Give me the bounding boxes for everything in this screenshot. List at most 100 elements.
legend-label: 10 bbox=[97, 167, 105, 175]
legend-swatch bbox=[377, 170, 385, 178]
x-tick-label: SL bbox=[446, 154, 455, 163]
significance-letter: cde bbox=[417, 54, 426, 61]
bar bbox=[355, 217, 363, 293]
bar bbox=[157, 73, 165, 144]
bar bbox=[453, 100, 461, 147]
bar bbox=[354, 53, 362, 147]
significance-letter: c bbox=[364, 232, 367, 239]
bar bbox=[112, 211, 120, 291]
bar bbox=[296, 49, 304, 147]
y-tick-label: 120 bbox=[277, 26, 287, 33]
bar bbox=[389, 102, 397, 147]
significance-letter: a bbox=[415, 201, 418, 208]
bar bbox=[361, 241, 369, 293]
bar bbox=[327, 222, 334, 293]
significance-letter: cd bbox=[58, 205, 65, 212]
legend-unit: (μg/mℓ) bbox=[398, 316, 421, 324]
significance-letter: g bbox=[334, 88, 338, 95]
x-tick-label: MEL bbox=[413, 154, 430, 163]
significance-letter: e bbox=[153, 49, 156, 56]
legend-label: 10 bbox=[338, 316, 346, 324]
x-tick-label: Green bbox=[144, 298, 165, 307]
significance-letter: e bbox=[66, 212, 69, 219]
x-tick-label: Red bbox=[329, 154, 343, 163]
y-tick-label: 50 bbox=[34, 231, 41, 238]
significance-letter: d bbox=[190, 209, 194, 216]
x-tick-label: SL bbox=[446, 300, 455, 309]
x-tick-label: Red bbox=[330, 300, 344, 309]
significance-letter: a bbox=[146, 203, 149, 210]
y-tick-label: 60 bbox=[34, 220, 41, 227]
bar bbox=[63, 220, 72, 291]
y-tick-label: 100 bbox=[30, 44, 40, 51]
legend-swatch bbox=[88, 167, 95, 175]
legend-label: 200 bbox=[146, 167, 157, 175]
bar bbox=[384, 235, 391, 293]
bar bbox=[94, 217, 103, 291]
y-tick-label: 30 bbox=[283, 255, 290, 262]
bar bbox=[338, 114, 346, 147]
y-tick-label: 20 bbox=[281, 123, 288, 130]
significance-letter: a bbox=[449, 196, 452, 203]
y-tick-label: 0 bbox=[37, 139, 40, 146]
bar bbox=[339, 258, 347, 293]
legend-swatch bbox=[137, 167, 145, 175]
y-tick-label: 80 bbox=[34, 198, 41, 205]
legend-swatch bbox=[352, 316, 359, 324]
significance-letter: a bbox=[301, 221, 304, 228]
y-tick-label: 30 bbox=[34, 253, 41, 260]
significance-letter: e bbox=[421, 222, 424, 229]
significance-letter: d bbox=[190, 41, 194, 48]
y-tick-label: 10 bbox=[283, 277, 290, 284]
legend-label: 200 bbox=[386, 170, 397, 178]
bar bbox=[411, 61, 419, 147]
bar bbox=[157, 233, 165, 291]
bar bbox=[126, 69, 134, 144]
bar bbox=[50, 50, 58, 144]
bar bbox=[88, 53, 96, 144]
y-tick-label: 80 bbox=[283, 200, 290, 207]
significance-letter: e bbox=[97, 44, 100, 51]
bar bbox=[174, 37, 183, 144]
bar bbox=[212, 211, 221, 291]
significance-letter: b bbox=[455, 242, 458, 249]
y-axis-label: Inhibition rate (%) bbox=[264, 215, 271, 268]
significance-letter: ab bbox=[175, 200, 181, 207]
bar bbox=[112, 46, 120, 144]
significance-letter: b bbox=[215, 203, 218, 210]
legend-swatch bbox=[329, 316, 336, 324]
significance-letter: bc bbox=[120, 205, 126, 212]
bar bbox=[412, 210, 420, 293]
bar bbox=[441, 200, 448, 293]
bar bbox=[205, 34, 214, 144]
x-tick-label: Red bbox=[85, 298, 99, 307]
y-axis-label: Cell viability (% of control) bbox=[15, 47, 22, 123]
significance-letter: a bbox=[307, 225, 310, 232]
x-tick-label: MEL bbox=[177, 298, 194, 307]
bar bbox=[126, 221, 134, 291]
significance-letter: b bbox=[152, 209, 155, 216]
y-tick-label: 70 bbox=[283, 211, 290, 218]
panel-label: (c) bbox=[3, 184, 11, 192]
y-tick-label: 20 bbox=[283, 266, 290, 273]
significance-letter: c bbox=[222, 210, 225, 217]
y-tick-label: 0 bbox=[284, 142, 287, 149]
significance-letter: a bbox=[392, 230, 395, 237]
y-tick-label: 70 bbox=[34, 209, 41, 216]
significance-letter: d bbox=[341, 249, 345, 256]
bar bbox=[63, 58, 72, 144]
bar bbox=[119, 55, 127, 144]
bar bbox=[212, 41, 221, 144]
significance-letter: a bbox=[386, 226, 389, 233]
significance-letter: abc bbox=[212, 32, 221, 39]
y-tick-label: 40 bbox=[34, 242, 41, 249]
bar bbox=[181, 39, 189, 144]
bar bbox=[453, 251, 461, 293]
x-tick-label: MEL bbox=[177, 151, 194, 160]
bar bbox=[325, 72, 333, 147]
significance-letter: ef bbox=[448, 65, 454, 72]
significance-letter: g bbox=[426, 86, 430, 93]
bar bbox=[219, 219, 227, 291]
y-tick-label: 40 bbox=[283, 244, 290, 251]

━━━━━━━━━━━━━━━━━━━━━━━━━━━━━━

▸ **Task goal**
Rewrite the entries above with every "significance-letter" changed to "sig-letter", keeping everything else identical.

▸ **Result**
Give me the bounding boxes for everything in this screenshot. List at most 100 elements.
legend-label: 10 bbox=[97, 167, 105, 175]
legend-swatch bbox=[377, 170, 385, 178]
x-tick-label: SL bbox=[446, 154, 455, 163]
sig-letter: cde bbox=[417, 54, 426, 61]
bar bbox=[355, 217, 363, 293]
bar bbox=[157, 73, 165, 144]
bar bbox=[453, 100, 461, 147]
bar bbox=[354, 53, 362, 147]
sig-letter: c bbox=[364, 232, 367, 239]
bar bbox=[112, 211, 120, 291]
bar bbox=[296, 49, 304, 147]
y-tick-label: 120 bbox=[277, 26, 287, 33]
bar bbox=[389, 102, 397, 147]
sig-letter: a bbox=[415, 201, 418, 208]
bar bbox=[361, 241, 369, 293]
bar bbox=[327, 222, 334, 293]
sig-letter: cd bbox=[58, 205, 65, 212]
legend-unit: (μg/mℓ) bbox=[398, 316, 421, 324]
sig-letter: g bbox=[334, 88, 338, 95]
x-tick-label: MEL bbox=[413, 154, 430, 163]
sig-letter: e bbox=[153, 49, 156, 56]
legend-label: 10 bbox=[338, 316, 346, 324]
x-tick-label: Green bbox=[144, 298, 165, 307]
sig-letter: e bbox=[66, 212, 69, 219]
x-tick-label: Red bbox=[329, 154, 343, 163]
y-tick-label: 50 bbox=[34, 231, 41, 238]
sig-letter: d bbox=[190, 209, 194, 216]
x-tick-label: SL bbox=[446, 300, 455, 309]
x-tick-label: Red bbox=[330, 300, 344, 309]
sig-letter: a bbox=[146, 203, 149, 210]
y-tick-label: 60 bbox=[34, 220, 41, 227]
bar bbox=[63, 220, 72, 291]
y-tick-label: 100 bbox=[30, 44, 40, 51]
legend-swatch bbox=[88, 167, 95, 175]
legend-label: 200 bbox=[146, 167, 157, 175]
bar bbox=[384, 235, 391, 293]
bar bbox=[94, 217, 103, 291]
y-tick-label: 30 bbox=[283, 255, 290, 262]
bar bbox=[338, 114, 346, 147]
y-tick-label: 20 bbox=[281, 123, 288, 130]
sig-letter: a bbox=[449, 196, 452, 203]
y-tick-label: 0 bbox=[37, 139, 40, 146]
bar bbox=[339, 258, 347, 293]
legend-swatch bbox=[137, 167, 145, 175]
y-tick-label: 80 bbox=[34, 198, 41, 205]
legend-swatch bbox=[352, 316, 359, 324]
sig-letter: a bbox=[301, 221, 304, 228]
y-tick-label: 30 bbox=[34, 253, 41, 260]
sig-letter: e bbox=[421, 222, 424, 229]
sig-letter: d bbox=[190, 41, 194, 48]
y-tick-label: 10 bbox=[283, 277, 290, 284]
legend-label: 200 bbox=[386, 170, 397, 178]
bar bbox=[411, 61, 419, 147]
bar bbox=[157, 233, 165, 291]
bar bbox=[126, 69, 134, 144]
bar bbox=[50, 50, 58, 144]
bar bbox=[88, 53, 96, 144]
y-tick-label: 80 bbox=[283, 200, 290, 207]
sig-letter: e bbox=[97, 44, 100, 51]
bar bbox=[174, 37, 183, 144]
bar bbox=[212, 211, 221, 291]
sig-letter: b bbox=[455, 242, 458, 249]
y-axis-label: Inhibition rate (%) bbox=[264, 215, 271, 268]
sig-letter: ab bbox=[175, 200, 181, 207]
bar bbox=[112, 46, 120, 144]
sig-letter: b bbox=[215, 203, 218, 210]
legend-swatch bbox=[329, 316, 336, 324]
sig-letter: bc bbox=[120, 205, 126, 212]
bar bbox=[412, 210, 420, 293]
bar bbox=[441, 200, 448, 293]
bar bbox=[205, 34, 214, 144]
x-tick-label: Red bbox=[85, 298, 99, 307]
y-axis-label: Cell viability (% of control) bbox=[15, 47, 22, 123]
sig-letter: a bbox=[307, 225, 310, 232]
x-tick-label: MEL bbox=[177, 298, 194, 307]
bar bbox=[126, 221, 134, 291]
sig-letter: b bbox=[152, 209, 155, 216]
y-tick-label: 70 bbox=[283, 211, 290, 218]
panel-label: (c) bbox=[3, 184, 11, 192]
y-tick-label: 20 bbox=[283, 266, 290, 273]
sig-letter: c bbox=[222, 210, 225, 217]
y-tick-label: 0 bbox=[284, 142, 287, 149]
sig-letter: a bbox=[392, 230, 395, 237]
y-tick-label: 70 bbox=[34, 209, 41, 216]
sig-letter: d bbox=[341, 249, 345, 256]
bar bbox=[63, 58, 72, 144]
bar bbox=[119, 55, 127, 144]
bar bbox=[212, 41, 221, 144]
sig-letter: a bbox=[386, 226, 389, 233]
sig-letter: abc bbox=[212, 32, 221, 39]
y-tick-label: 40 bbox=[34, 242, 41, 249]
bar bbox=[181, 39, 189, 144]
bar bbox=[453, 251, 461, 293]
x-tick-label: MEL bbox=[177, 151, 194, 160]
bar bbox=[325, 72, 333, 147]
sig-letter: ef bbox=[448, 65, 454, 72]
sig-letter: g bbox=[426, 86, 430, 93]
bar bbox=[219, 219, 227, 291]
y-tick-label: 40 bbox=[283, 244, 290, 251]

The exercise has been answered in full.